* Written instruction
Find the string "mais" in the data, then copy every line where it is found.

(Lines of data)
+++

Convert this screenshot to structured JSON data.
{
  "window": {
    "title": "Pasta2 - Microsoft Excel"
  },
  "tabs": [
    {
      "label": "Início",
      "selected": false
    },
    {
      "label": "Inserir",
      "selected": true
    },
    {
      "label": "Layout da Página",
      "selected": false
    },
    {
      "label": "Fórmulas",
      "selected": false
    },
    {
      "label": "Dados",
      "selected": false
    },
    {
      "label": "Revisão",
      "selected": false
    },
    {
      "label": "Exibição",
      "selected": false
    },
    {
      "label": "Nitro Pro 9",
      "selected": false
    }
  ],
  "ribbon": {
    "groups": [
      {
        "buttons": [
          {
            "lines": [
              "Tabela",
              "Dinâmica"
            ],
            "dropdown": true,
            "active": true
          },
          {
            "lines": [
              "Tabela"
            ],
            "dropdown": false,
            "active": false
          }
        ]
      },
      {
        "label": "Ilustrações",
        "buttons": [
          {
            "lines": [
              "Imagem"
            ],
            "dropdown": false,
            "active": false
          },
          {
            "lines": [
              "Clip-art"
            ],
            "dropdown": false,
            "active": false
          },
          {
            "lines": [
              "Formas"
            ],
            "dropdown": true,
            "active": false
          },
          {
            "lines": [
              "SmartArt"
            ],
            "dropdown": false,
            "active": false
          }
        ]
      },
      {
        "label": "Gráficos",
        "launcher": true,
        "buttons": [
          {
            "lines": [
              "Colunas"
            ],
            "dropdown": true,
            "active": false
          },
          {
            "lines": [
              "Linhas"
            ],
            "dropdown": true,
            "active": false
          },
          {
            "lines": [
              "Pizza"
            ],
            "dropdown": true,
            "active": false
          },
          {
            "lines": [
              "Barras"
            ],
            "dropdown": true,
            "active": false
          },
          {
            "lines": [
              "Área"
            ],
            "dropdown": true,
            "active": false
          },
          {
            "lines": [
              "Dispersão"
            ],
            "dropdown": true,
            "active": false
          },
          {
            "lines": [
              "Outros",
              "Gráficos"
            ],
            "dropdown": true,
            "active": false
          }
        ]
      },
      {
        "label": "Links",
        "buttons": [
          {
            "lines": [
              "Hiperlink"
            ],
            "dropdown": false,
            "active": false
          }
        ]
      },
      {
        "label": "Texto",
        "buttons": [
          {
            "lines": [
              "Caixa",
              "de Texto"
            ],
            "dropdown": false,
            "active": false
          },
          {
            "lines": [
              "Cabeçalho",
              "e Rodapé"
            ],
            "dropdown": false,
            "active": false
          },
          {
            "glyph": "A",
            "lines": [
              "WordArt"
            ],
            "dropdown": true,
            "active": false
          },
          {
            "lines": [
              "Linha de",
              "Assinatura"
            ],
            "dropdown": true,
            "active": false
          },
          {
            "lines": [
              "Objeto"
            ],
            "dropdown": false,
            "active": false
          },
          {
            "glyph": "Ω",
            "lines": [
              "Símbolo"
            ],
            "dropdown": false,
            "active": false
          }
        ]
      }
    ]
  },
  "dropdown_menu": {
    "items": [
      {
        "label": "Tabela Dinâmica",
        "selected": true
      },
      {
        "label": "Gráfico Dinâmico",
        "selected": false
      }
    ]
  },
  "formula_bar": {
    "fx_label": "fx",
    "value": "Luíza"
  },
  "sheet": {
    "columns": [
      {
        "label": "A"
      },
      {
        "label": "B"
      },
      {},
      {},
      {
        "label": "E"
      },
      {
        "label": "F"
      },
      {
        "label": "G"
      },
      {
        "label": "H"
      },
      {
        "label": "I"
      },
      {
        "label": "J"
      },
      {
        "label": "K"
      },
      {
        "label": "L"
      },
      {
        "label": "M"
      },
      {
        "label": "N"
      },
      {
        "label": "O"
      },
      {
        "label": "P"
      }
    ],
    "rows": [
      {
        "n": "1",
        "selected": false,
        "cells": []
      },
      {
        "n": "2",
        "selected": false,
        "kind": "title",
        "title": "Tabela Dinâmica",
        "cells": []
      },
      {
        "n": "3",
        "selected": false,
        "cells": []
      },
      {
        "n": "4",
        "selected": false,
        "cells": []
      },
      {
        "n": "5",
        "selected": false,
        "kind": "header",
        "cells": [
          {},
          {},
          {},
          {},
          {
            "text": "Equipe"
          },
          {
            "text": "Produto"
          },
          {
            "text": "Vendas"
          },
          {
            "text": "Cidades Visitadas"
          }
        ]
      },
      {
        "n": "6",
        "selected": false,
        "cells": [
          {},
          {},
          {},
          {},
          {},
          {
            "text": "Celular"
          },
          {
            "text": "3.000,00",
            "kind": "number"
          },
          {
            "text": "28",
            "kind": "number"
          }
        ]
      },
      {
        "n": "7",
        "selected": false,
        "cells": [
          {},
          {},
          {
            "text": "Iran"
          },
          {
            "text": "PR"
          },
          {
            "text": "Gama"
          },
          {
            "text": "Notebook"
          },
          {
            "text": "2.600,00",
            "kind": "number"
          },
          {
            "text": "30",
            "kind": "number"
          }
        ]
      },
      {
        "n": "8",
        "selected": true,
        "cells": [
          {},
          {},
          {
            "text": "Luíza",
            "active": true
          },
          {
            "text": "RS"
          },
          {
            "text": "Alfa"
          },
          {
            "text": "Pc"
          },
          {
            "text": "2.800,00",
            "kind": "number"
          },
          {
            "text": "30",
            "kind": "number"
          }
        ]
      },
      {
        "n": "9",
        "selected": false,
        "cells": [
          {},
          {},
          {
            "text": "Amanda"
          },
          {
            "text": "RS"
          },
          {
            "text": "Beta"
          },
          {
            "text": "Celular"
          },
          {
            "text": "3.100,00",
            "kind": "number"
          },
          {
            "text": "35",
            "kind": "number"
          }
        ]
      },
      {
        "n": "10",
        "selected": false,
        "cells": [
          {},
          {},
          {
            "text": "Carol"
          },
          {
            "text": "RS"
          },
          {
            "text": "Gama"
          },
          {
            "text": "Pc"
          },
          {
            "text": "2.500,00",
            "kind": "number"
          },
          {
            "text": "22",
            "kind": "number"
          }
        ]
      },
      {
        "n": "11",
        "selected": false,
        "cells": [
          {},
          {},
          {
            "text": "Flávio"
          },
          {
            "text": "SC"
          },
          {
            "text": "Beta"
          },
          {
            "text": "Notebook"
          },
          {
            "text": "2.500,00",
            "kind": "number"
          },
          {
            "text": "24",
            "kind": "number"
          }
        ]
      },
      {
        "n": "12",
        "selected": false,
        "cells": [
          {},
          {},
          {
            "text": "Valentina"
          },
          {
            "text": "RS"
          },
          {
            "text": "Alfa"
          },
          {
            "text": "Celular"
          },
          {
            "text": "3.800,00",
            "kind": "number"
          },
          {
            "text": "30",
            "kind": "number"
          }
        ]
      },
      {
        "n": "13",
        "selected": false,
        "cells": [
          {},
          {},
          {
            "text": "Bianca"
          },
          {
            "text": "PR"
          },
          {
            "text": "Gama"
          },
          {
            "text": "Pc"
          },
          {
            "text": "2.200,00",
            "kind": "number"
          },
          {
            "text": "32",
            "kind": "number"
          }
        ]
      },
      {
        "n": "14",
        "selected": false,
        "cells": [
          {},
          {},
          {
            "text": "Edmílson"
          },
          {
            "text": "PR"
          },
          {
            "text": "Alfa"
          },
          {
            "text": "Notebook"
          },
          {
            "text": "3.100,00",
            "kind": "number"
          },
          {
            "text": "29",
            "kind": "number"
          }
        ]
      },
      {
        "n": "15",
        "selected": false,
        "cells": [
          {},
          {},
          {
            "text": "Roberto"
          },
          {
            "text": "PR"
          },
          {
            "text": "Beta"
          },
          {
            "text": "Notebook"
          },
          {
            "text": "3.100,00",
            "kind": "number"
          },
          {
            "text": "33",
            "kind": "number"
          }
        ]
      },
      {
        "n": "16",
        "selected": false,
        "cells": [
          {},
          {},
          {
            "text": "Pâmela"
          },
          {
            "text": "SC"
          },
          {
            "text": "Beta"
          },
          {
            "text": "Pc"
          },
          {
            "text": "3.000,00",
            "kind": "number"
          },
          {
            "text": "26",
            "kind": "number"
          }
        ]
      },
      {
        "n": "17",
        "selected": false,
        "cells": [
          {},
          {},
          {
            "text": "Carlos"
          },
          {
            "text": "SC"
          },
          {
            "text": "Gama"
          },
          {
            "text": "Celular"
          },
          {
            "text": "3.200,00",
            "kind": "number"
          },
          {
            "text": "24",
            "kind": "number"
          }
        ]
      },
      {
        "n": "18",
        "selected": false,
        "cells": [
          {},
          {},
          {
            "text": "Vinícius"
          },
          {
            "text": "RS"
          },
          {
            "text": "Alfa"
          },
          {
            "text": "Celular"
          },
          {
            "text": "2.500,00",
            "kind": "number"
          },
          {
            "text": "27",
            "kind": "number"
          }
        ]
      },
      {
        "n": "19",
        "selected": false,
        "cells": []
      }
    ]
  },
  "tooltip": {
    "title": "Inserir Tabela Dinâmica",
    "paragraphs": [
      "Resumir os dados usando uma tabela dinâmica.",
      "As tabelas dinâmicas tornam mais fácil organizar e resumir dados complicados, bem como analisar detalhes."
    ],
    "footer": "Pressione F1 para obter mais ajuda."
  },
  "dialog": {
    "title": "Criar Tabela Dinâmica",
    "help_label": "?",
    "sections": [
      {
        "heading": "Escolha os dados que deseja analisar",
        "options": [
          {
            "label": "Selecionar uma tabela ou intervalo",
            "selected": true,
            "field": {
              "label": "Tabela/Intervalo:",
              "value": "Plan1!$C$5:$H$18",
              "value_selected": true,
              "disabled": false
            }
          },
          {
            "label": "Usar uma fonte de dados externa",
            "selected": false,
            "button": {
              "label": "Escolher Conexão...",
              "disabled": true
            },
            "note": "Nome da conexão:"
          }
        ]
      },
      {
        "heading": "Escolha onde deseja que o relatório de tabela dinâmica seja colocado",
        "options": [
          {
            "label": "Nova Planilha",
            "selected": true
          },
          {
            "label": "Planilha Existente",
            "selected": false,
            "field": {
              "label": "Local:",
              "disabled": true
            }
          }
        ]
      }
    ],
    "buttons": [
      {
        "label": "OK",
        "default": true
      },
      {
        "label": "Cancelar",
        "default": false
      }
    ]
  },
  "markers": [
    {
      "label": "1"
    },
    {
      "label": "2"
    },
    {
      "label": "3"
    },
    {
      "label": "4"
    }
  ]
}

+++

* Task response
      "As tabelas dinâmicas tornam mais fácil organizar e resumir dados complicados, bem como analisar detalhes."
    "footer": "Pressione F1 para obter mais ajuda."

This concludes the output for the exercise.